══ RECORD LIST ══

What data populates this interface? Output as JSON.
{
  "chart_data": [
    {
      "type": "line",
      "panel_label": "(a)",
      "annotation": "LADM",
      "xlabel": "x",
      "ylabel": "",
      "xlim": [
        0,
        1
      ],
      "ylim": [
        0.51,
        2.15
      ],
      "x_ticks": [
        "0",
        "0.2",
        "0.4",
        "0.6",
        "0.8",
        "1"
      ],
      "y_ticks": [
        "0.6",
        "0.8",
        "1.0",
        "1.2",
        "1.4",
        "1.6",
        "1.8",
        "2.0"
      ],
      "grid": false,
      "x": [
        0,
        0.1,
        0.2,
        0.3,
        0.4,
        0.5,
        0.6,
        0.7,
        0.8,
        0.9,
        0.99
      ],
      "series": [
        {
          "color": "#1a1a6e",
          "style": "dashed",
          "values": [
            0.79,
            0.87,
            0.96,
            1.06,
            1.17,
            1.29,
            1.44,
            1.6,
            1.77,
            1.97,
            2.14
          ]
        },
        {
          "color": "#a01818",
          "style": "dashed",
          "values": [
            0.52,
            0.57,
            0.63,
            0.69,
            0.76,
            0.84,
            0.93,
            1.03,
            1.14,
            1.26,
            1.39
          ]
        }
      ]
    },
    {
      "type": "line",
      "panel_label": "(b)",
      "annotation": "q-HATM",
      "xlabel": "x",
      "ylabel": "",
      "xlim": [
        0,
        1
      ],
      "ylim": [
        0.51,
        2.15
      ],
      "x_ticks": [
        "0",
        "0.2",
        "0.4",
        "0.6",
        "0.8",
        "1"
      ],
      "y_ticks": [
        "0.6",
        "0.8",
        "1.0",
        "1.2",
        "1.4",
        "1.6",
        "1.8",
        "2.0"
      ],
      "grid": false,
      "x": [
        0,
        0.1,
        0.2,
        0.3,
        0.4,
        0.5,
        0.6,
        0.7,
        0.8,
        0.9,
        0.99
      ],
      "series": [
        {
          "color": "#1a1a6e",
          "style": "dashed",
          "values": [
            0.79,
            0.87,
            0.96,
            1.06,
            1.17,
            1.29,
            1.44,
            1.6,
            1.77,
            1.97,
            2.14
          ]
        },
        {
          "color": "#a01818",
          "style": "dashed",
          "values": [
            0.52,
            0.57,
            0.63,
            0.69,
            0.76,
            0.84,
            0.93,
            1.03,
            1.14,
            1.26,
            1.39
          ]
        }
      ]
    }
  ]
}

═══

→ **TASK DETAILS**
Copy out the material word for word and line for line.

→ **CORRECT ANSWER**
What data populates this interface? Output as JSON.
{
  "chart_data": [
    {
      "type": "line",
      "panel_label": "(a)",
      "annotation": "LADM",
      "xlabel": "x",
      "ylabel": "",
      "xlim": [
        0,
        1
      ],
      "ylim": [
        0.51,
        2.15
      ],
      "x_ticks": [
        "0",
        "0.2",
        "0.4",
        "0.6",
        "0.8",
        "1"
      ],
      "y_ticks": [
        "0.6",
        "0.8",
        "1.0",
        "1.2",
        "1.4",
        "1.6",
        "1.8",
        "2.0"
      ],
      "grid": false,
      "x": [
        0,
        0.1,
        0.2,
        0.3,
        0.4,
        0.5,
        0.6,
        0.7,
        0.8,
        0.9,
        0.99
      ],
      "series": [
        {
          "color": "#1a1a6e",
          "style": "dashed",
          "values": [
            0.79,
            0.87,
            0.96,
            1.06,
            1.17,
            1.29,
            1.44,
            1.6,
            1.77,
            1.97,
            2.14
          ]
        },
        {
          "color": "#a01818",
          "style": "dashed",
          "values": [
            0.52,
            0.57,
            0.63,
            0.69,
            0.76,
            0.84,
            0.93,
            1.03,
            1.14,
            1.26,
            1.39
          ]
        }
      ]
    },
    {
      "type": "line",
      "panel_label": "(b)",
      "annotation": "q-HATM",
      "xlabel": "x",
      "ylabel": "",
      "xlim": [
        0,
        1
      ],
      "ylim": [
        0.51,
        2.15
      ],
      "x_ticks": [
        "0",
        "0.2",
        "0.4",
        "0.6",
        "0.8",
        "1"
      ],
      "y_ticks": [
        "0.6",
        "0.8",
        "1.0",
        "1.2",
        "1.4",
        "1.6",
        "1.8",
        "2.0"
      ],
      "grid": false,
      "x": [
        0,
        0.1,
        0.2,
        0.3,
        0.4,
        0.5,
        0.6,
        0.7,
        0.8,
        0.9,
        0.99
      ],
      "series": [
        {
          "color": "#1a1a6e",
          "style": "dashed",
          "values": [
            0.79,
            0.87,
            0.96,
            1.06,
            1.17,
            1.29,
            1.44,
            1.6,
            1.77,
            1.97,
            2.14
          ]
        },
        {
          "color": "#a01818",
          "style": "dashed",
          "values": [
            0.52,
            0.57,
            0.63,
            0.69,
            0.76,
            0.84,
            0.93,
            1.03,
            1.14,
            1.26,
            1.39
          ]
        }
      ]
    }
  ]
}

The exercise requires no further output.